▶ **REQUIREMENTS**: Count every line that has the word "screenshot" in it; give no more than the number.
>>
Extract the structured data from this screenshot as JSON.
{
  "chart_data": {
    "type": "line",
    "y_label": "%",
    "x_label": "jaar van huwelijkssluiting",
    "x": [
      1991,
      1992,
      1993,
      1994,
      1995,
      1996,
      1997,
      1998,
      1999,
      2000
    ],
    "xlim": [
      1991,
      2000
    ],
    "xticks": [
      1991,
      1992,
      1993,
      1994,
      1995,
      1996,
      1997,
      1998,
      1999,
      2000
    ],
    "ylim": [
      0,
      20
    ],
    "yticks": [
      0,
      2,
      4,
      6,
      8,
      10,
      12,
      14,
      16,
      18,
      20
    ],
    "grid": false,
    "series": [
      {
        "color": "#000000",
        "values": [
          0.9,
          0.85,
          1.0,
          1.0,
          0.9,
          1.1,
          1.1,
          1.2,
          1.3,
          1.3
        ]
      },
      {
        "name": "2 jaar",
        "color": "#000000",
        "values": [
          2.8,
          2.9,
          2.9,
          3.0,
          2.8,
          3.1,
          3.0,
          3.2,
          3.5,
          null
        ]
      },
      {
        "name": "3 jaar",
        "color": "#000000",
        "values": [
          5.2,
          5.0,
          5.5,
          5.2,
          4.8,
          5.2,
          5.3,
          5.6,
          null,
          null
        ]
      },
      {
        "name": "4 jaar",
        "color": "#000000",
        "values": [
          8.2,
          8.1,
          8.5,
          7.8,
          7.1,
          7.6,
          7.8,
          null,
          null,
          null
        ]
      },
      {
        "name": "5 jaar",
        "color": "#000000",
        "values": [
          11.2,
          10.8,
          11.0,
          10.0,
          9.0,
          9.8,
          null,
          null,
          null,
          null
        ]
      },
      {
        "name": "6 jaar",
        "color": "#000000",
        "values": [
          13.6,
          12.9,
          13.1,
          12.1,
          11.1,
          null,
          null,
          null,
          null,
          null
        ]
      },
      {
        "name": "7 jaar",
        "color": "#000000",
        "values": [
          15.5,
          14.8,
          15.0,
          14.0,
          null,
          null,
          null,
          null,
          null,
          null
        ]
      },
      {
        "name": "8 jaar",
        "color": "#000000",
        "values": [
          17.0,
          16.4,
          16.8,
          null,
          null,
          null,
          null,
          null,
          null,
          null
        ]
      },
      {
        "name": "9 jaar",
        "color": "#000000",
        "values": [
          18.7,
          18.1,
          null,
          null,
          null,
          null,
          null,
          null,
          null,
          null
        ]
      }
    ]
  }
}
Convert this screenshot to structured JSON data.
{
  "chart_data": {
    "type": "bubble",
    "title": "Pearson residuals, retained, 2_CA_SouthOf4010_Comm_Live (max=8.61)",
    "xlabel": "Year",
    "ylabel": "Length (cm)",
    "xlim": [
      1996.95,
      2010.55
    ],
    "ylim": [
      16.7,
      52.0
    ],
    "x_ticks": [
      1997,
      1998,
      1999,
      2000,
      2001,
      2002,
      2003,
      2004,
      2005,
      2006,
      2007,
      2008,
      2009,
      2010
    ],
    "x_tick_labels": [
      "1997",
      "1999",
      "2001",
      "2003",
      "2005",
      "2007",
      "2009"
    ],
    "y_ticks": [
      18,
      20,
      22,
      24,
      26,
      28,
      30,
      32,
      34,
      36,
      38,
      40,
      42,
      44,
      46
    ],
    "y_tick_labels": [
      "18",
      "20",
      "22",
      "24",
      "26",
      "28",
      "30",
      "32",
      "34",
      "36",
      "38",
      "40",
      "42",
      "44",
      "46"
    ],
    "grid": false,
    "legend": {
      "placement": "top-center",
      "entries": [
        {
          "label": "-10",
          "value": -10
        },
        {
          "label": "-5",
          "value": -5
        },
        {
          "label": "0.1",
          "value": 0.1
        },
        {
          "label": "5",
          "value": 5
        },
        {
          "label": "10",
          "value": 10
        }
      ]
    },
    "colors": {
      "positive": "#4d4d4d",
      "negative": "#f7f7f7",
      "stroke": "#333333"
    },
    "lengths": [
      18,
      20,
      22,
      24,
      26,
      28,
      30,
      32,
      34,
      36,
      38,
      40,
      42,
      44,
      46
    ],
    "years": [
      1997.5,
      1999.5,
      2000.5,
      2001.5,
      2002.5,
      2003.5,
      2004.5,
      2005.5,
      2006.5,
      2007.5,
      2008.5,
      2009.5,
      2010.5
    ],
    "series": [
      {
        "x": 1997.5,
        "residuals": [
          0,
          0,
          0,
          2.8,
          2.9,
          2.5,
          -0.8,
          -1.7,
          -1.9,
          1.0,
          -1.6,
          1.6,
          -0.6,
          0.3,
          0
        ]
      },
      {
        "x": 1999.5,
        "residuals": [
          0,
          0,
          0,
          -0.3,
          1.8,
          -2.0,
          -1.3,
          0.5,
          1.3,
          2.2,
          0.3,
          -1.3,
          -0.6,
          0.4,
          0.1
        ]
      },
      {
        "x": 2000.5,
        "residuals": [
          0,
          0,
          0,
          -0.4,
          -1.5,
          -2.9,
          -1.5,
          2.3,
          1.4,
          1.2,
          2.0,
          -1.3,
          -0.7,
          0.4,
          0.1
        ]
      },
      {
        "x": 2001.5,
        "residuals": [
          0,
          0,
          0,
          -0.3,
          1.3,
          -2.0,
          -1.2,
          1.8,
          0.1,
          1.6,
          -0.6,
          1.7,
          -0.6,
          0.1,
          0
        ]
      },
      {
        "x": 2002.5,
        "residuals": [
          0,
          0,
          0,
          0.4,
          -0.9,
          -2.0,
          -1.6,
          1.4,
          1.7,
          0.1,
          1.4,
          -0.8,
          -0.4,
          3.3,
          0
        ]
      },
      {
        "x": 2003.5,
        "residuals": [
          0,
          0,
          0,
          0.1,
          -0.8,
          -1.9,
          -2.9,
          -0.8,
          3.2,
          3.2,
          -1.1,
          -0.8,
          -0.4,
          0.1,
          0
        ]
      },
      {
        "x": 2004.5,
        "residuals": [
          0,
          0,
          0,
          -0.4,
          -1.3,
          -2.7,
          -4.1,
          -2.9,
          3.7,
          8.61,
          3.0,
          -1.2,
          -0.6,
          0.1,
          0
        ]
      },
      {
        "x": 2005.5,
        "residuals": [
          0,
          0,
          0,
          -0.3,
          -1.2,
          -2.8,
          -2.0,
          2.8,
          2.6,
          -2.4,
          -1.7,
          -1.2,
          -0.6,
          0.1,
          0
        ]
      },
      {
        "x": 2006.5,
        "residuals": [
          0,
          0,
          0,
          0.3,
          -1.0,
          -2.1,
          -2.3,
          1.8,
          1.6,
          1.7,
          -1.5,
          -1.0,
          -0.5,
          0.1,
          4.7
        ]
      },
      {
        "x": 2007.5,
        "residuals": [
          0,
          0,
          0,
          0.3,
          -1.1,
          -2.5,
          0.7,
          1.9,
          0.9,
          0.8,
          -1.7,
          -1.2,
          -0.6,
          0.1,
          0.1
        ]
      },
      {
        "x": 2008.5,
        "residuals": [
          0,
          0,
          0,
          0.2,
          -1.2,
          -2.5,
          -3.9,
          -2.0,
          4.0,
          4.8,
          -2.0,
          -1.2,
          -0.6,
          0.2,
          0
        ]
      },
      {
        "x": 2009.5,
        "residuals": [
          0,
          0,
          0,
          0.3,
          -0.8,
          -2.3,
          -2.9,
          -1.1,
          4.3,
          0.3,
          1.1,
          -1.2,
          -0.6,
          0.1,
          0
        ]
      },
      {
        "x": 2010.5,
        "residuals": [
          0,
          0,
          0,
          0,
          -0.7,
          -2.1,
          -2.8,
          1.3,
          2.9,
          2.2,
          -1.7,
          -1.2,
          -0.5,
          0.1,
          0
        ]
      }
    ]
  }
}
<<
▶ **COMPLETE ANSWER**: 2